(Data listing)
★ ★ ★ ★ ★ ★ ★
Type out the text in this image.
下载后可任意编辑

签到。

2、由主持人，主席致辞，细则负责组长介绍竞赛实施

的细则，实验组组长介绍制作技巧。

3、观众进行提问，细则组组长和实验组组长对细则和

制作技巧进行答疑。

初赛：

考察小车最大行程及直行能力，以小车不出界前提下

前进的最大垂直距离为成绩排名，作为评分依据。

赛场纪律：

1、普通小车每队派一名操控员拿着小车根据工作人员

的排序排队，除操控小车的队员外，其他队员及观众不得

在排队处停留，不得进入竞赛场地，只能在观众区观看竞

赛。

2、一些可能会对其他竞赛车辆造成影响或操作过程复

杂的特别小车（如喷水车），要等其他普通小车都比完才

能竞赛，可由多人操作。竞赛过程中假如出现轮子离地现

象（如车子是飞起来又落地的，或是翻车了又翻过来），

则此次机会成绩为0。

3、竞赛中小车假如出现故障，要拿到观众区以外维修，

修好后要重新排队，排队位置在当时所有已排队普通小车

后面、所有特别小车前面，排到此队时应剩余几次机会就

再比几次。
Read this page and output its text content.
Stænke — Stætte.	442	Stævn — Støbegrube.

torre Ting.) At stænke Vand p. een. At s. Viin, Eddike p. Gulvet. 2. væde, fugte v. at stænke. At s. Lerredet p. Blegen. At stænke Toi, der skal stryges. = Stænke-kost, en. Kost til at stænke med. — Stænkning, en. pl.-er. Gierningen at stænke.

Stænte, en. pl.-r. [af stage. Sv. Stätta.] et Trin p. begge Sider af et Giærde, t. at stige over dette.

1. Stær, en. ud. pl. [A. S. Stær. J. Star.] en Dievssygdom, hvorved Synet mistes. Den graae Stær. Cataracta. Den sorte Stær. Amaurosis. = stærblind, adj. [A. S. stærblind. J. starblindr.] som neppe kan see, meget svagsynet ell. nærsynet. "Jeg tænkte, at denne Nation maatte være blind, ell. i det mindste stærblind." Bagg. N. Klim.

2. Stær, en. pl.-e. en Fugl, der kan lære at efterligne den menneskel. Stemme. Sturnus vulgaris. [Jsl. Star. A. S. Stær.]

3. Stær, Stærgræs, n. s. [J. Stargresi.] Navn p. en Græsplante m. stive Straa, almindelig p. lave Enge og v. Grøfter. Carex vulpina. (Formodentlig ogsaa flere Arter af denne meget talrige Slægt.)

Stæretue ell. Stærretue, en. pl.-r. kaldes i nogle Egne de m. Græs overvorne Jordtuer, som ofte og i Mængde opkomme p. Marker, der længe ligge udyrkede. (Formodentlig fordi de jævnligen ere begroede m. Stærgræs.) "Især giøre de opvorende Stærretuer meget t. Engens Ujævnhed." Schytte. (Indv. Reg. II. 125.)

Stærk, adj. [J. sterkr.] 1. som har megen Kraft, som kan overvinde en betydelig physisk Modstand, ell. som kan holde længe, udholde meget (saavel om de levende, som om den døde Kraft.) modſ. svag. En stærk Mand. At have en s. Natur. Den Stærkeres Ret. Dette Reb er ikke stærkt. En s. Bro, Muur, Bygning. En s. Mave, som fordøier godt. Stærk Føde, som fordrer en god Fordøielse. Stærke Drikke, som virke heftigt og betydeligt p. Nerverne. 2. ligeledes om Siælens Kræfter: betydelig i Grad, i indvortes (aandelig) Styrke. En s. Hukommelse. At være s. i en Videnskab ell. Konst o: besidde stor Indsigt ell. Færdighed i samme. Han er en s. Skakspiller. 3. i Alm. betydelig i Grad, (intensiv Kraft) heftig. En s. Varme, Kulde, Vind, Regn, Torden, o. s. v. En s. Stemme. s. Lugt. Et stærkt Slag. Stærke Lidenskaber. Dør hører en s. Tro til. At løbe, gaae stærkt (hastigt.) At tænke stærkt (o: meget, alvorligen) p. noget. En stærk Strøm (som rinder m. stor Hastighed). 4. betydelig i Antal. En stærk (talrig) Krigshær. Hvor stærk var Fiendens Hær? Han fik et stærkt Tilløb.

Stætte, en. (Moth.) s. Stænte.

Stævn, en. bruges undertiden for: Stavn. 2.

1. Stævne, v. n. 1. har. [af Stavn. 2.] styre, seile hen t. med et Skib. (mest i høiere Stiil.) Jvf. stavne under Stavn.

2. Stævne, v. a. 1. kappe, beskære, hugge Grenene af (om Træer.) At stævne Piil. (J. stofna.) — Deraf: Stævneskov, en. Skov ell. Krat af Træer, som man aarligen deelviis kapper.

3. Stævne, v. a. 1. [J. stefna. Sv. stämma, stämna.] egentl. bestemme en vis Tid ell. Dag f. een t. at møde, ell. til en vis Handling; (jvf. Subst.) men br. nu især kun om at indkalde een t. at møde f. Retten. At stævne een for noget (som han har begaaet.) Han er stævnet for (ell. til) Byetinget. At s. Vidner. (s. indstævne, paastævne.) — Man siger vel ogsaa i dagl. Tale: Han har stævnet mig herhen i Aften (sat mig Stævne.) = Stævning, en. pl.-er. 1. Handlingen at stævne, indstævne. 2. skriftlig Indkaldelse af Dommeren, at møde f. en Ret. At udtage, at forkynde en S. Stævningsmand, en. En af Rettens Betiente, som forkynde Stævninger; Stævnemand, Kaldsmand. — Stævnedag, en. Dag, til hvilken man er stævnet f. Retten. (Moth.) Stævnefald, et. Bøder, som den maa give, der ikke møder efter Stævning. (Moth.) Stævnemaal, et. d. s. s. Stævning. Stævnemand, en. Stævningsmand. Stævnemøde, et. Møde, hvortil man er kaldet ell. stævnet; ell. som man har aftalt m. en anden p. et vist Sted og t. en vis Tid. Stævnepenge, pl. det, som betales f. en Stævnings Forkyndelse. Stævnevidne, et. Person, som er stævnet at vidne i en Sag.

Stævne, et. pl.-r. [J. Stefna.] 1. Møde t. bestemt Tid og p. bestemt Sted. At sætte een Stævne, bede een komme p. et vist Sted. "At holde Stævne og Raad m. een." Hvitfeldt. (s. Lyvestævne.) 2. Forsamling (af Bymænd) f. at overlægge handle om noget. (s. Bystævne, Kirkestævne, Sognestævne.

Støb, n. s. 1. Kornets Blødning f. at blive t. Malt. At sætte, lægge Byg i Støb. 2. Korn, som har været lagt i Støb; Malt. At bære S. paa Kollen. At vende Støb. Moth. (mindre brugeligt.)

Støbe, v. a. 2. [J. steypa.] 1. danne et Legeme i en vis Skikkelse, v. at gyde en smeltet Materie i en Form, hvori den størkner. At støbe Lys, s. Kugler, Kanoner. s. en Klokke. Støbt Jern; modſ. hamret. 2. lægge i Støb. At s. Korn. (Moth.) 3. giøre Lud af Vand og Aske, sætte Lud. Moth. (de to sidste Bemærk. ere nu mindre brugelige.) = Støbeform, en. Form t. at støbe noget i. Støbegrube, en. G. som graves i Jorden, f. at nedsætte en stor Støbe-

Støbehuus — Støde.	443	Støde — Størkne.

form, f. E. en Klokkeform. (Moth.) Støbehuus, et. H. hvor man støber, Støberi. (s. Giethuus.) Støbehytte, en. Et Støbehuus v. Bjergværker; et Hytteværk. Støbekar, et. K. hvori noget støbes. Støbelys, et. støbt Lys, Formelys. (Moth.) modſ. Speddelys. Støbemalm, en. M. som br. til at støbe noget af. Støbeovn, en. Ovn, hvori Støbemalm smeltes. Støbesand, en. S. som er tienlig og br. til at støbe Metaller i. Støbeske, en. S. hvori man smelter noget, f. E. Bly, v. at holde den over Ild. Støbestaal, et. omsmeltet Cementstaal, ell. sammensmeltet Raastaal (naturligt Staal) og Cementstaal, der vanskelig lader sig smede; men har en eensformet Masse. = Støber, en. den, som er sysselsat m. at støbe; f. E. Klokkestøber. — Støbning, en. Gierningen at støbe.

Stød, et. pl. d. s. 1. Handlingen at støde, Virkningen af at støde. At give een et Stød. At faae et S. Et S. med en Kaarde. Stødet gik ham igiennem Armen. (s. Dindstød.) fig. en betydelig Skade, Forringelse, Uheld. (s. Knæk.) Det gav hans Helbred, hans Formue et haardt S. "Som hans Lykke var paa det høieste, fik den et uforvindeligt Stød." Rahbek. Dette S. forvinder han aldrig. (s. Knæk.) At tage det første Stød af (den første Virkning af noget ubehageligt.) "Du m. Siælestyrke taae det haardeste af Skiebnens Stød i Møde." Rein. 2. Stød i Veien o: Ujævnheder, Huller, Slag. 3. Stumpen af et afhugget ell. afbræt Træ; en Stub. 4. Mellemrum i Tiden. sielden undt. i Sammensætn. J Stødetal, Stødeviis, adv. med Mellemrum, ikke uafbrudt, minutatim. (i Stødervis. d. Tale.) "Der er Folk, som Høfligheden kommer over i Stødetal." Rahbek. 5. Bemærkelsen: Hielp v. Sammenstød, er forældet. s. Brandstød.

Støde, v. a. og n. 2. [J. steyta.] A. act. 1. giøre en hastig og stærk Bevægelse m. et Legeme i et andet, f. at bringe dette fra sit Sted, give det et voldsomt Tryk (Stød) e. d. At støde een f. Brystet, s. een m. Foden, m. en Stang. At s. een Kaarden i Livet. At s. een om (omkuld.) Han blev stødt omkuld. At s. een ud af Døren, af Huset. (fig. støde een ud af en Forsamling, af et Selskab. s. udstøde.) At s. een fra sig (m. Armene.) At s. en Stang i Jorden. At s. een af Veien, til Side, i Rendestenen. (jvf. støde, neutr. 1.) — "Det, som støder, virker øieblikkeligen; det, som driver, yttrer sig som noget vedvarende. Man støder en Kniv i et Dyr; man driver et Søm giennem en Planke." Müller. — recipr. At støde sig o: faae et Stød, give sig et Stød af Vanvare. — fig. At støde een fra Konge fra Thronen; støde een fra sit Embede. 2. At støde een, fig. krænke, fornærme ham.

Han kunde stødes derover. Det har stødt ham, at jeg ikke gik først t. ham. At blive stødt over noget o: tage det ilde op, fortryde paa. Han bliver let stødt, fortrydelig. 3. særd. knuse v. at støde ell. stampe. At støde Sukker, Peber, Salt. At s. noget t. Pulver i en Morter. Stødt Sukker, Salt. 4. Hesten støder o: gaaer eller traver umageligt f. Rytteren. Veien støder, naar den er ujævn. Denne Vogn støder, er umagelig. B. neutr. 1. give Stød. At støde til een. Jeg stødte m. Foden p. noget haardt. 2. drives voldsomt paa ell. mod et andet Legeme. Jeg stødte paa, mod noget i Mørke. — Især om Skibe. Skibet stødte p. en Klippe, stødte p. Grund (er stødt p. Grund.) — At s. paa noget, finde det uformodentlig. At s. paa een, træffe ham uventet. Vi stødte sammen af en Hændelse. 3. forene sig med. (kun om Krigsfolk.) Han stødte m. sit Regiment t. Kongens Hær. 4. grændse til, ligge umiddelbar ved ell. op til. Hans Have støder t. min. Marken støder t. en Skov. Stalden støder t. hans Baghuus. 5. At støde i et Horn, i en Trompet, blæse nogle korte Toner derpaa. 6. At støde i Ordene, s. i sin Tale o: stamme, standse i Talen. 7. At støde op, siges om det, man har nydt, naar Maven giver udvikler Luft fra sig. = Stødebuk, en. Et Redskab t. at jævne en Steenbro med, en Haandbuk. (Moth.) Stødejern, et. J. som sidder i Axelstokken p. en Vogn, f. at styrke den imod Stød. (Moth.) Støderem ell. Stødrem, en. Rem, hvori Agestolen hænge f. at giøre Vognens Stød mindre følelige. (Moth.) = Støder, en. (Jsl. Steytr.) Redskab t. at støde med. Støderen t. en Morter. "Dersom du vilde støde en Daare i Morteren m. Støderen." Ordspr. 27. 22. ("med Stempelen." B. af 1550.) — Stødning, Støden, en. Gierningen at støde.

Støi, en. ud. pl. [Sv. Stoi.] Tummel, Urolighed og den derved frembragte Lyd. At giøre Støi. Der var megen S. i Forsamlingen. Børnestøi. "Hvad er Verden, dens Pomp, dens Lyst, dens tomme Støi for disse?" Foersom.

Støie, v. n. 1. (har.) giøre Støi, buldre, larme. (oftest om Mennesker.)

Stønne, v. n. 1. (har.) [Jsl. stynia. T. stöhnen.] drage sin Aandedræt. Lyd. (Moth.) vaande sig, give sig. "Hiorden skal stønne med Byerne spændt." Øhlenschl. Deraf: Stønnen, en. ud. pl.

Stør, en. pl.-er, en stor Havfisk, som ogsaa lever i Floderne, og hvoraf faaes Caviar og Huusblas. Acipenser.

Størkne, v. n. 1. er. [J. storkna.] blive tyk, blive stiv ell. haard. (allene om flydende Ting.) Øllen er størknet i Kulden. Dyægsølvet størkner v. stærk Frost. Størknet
★ ★ ★ ★ ★ ★ ★
TASK TO CARRY OUT:
Reply with the number of lines in the data that include the string "Støbehuus" and nothing else.

REPLY TO THE TASK:
2